Direction:
Return all of the entries exactly, with nothing added or left out.

Records for the task:

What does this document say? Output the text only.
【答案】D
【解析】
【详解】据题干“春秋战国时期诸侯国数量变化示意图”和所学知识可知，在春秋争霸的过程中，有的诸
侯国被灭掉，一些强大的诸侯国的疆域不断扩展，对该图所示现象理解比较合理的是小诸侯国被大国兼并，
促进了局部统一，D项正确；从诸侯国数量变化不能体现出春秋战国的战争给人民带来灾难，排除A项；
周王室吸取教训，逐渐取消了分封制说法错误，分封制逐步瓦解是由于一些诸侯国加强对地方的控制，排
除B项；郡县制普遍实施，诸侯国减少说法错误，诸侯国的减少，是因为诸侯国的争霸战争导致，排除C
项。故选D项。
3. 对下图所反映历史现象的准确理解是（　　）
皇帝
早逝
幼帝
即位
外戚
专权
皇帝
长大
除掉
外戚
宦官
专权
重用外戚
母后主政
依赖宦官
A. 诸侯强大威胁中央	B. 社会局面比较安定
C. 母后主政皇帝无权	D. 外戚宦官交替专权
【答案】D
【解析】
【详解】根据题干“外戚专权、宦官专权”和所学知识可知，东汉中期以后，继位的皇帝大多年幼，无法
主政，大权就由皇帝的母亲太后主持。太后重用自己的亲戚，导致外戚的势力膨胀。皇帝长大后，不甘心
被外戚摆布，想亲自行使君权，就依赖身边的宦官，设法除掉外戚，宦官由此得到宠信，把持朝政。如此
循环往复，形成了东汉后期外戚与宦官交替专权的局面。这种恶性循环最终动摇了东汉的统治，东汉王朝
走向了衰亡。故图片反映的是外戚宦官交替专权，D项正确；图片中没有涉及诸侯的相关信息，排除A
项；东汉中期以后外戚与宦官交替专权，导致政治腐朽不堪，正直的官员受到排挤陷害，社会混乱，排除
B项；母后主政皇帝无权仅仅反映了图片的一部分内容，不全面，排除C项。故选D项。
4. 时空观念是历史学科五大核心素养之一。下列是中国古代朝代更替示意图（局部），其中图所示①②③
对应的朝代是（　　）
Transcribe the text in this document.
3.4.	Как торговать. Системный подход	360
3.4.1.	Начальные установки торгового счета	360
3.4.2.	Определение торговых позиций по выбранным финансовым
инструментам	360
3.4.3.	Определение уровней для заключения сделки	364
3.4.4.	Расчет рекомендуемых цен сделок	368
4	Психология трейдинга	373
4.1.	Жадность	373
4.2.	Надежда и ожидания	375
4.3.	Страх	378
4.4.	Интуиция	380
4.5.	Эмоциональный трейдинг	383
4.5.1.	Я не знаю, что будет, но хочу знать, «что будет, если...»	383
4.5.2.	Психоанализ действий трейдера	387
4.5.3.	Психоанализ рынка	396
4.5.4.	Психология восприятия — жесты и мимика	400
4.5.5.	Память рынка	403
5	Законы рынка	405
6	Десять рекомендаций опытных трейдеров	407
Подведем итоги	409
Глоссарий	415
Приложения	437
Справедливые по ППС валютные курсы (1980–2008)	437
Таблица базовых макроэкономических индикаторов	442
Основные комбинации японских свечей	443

Correct answer:
What does this document say? Output the text only.
【答案】D
【解析】
【详解】据题干“春秋战国时期诸侯国数量变化示意图”和所学知识可知，在春秋争霸的过程中，有的诸
侯国被灭掉，一些强大的诸侯国的疆域不断扩展，对该图所示现象理解比较合理的是小诸侯国被大国兼并，
促进了局部统一，D项正确；从诸侯国数量变化不能体现出春秋战国的战争给人民带来灾难，排除A项；
周王室吸取教训，逐渐取消了分封制说法错误，分封制逐步瓦解是由于一些诸侯国加强对地方的控制，排
除B项；郡县制普遍实施，诸侯国减少说法错误，诸侯国的减少，是因为诸侯国的争霸战争导致，排除C
项。故选D项。
3. 对下图所反映历史现象的准确理解是（　　）
皇帝
早逝
幼帝
即位
外戚
专权
皇帝
长大
除掉
外戚
宦官
专权
重用外戚
母后主政
依赖宦官
A. 诸侯强大威胁中央	B. 社会局面比较安定
C. 母后主政皇帝无权	D. 外戚宦官交替专权
【答案】D
【解析】
【详解】根据题干“外戚专权、宦官专权”和所学知识可知，东汉中期以后，继位的皇帝大多年幼，无法
主政，大权就由皇帝的母亲太后主持。太后重用自己的亲戚，导致外戚的势力膨胀。皇帝长大后，不甘心
被外戚摆布，想亲自行使君权，就依赖身边的宦官，设法除掉外戚，宦官由此得到宠信，把持朝政。如此
循环往复，形成了东汉后期外戚与宦官交替专权的局面。这种恶性循环最终动摇了东汉的统治，东汉王朝
走向了衰亡。故图片反映的是外戚宦官交替专权，D项正确；图片中没有涉及诸侯的相关信息，排除A
项；东汉中期以后外戚与宦官交替专权，导致政治腐朽不堪，正直的官员受到排挤陷害，社会混乱，排除
B项；母后主政皇帝无权仅仅反映了图片的一部分内容，不全面，排除C项。故选D项。
4. 时空观念是历史学科五大核心素养之一。下列是中国古代朝代更替示意图（局部），其中图所示①②③
对应的朝代是（　　）
Transcribe the text in this document.
3.4.	Как торговать. Системный подход	360
3.4.1.	Начальные установки торгового счета	360
3.4.2.	Определение торговых позиций по выбранным финансовым
инструментам	360
3.4.3.	Определение уровней для заключения сделки	364
3.4.4.	Расчет рекомендуемых цен сделок	368
4	Психология трейдинга	373
4.1.	Жадность	373
4.2.	Надежда и ожидания	375
4.3.	Страх	378
4.4.	Интуиция	380
4.5.	Эмоциональный трейдинг	383
4.5.1.	Я не знаю, что будет, но хочу знать, «что будет, если...»	383
4.5.2.	Психоанализ действий трейдера	387
4.5.3.	Психоанализ рынка	396
4.5.4.	Психология восприятия — жесты и мимика	400
4.5.5.	Память рынка	403
5	Законы рынка	405
6	Десять рекомендаций опытных трейдеров	407
Подведем итоги	409
Глоссарий	415
Приложения	437
Справедливые по ППС валютные курсы (1980–2008)	437
Таблица базовых макроэкономических индикаторов	442
Основные комбинации японских свечей	443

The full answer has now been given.